**Task brief**
Below are some records; work out how many of their lines contain "asofich" and give the number only.

**Extracted information**
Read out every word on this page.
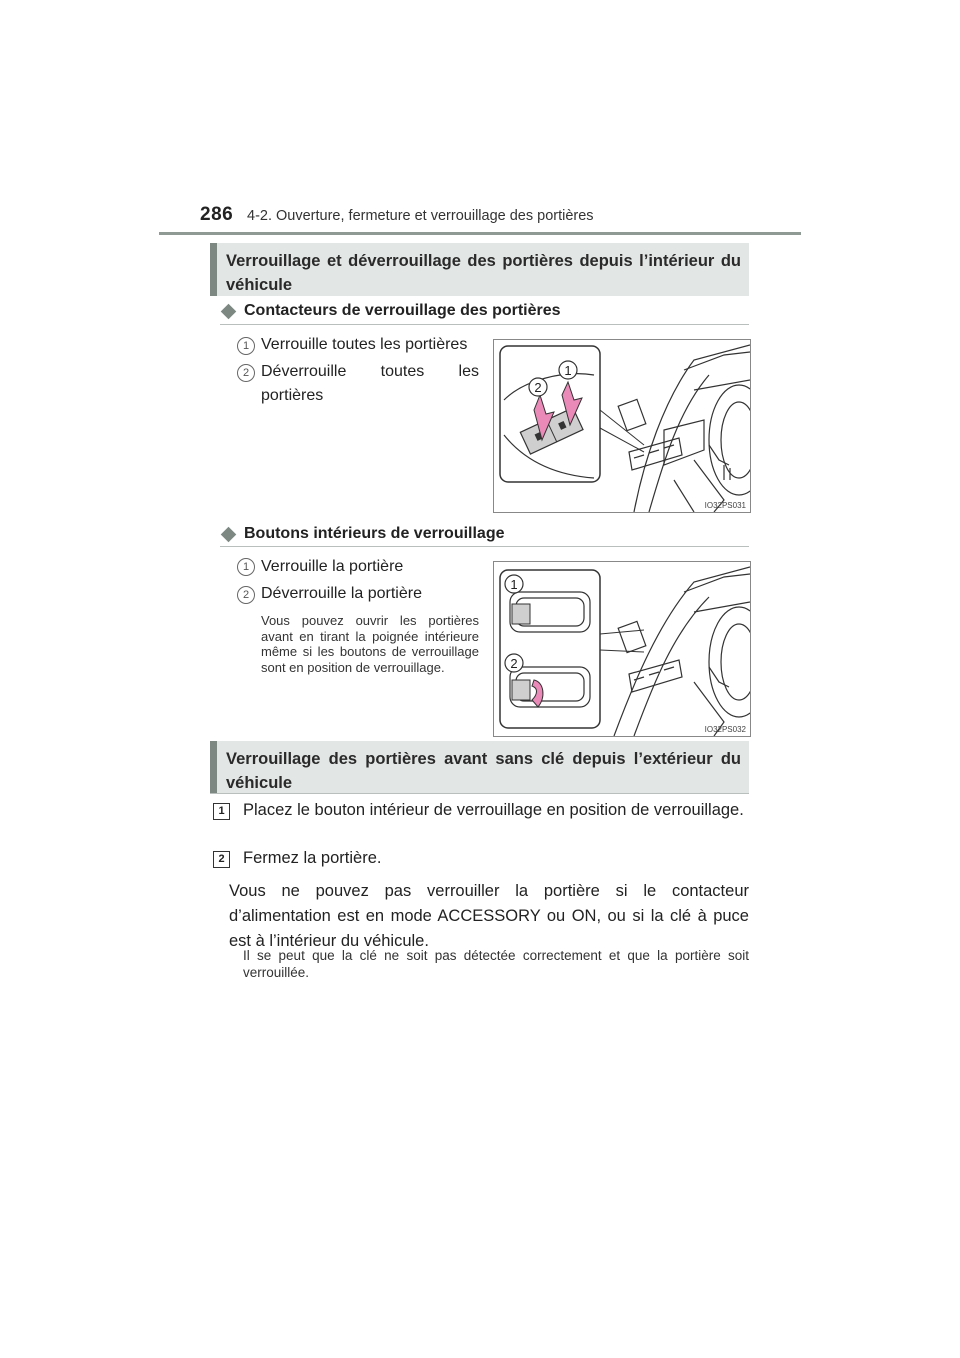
286 4-2. Ouverture, fermeture et verrouillage des portières
Verrouillage et déverrouillage des portières depuis l’intérieur du véhicule
Contacteurs de verrouillage des portières
1 Verrouille toutes les portières
2 Déverrouille toutes les portières	2
1
IO32PS031
Boutons intérieurs de verrouillage
1 Verrouille la portière
2 Déverrouille la portière
Vous pouvez ouvrir les portières avant en tirant la poignée intérieure même si les boutons de verrouillage sont en position de verrouillage.
1
2
IO32PS032
Verrouillage des portières avant sans clé depuis l’extérieur du véhicule
1	Placez le bouton intérieur de verrouillage en position de verrouillage.
2	Fermez la portière.
Vous ne pouvez pas verrouiller la portière si le contacteur d’alimentation est en mode ACCESSORY ou ON, ou si la clé à puce est à l’intérieur du véhicule.
Il se peut que la clé ne soit pas détectée correctement et que la portière soit verrouillée.
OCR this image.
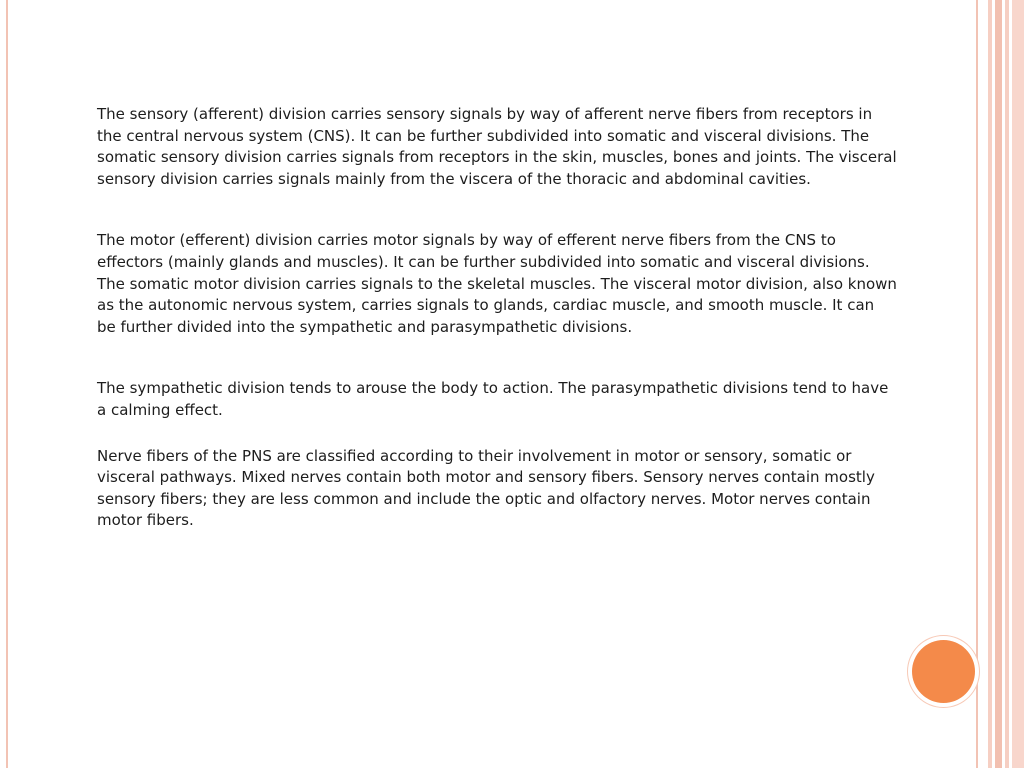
The sensory (afferent) division carries sensory signals by way of afferent nerve fibers from receptors in the central nervous system (CNS). It can be further subdivided into somatic and visceral divisions. The somatic sensory division carries signals from receptors in the skin, muscles, bones and joints. The visceral sensory division carries signals mainly from the viscera of the thoracic and abdominal cavities.

The motor (efferent) division carries motor signals by way of efferent nerve fibers from the CNS to effectors (mainly glands and muscles). It can be further subdivided into somatic and visceral divisions. The somatic motor division carries signals to the skeletal muscles. The visceral motor division, also known as the autonomic nervous system, carries signals to glands, cardiac muscle, and smooth muscle. It can be further divided into the sympathetic and parasympathetic divisions.

The sympathetic division tends to arouse the body to action. The parasympathetic divisions tend to have a calming effect.

Nerve fibers of the PNS are classified according to their involvement in motor or sensory, somatic or visceral pathways. Mixed nerves contain both motor and sensory fibers. Sensory nerves contain mostly sensory fibers; they are less common and include the optic and olfactory nerves. Motor nerves contain motor fibers.
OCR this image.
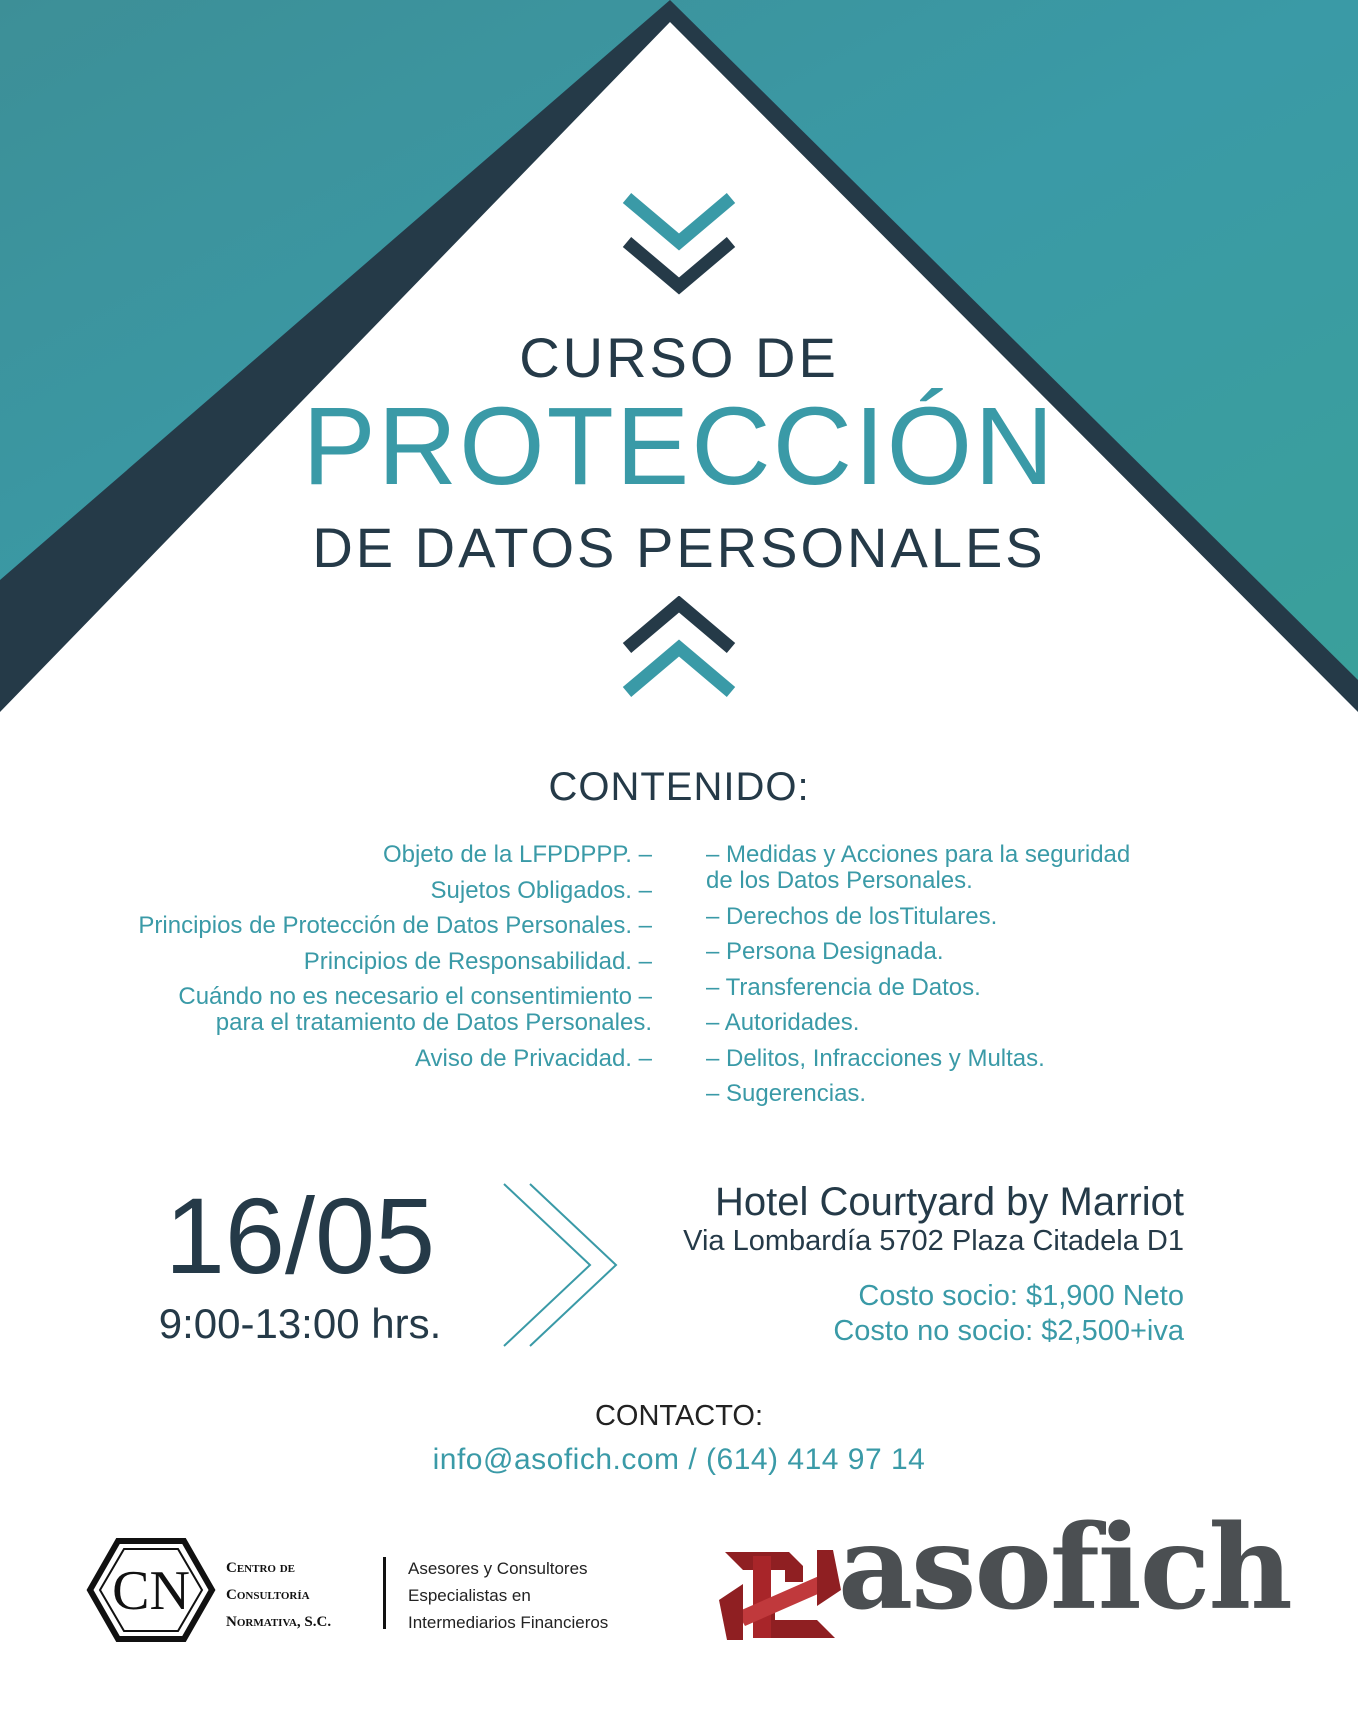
CURSO DE
PROTECCIÓN
DE DATOS PERSONALES
CONTENIDO:
Objeto de la LFPDPPP. –
Sujetos Obligados. –
Principios de Protección de Datos Personales. –
Principios de Responsabilidad. –
Cuándo no es necesario el consentimiento –
para el tratamiento de Datos Personales.
Aviso de Privacidad. –
– Medidas y Acciones para la seguridad
de los Datos Personales.
– Derechos de losTitulares.
– Persona Designada.
– Transferencia de Datos.
– Autoridades.
– Delitos, Infracciones y Multas.
– Sugerencias.
16/05
9:00-13:00 hrs.
Hotel Courtyard by Marriot
Via Lombardía 5702 Plaza Citadela D1
Costo socio: $1,900 Neto
Costo no socio: $2,500+iva
CONTACTO:
info@asofich.com / (614) 414 97 14
CN Centro de
Consultoría
Normativa, S.C.
Asesores y Consultores
Especialistas en
Intermediarios Financieros asofich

**Answer for this exercise**
2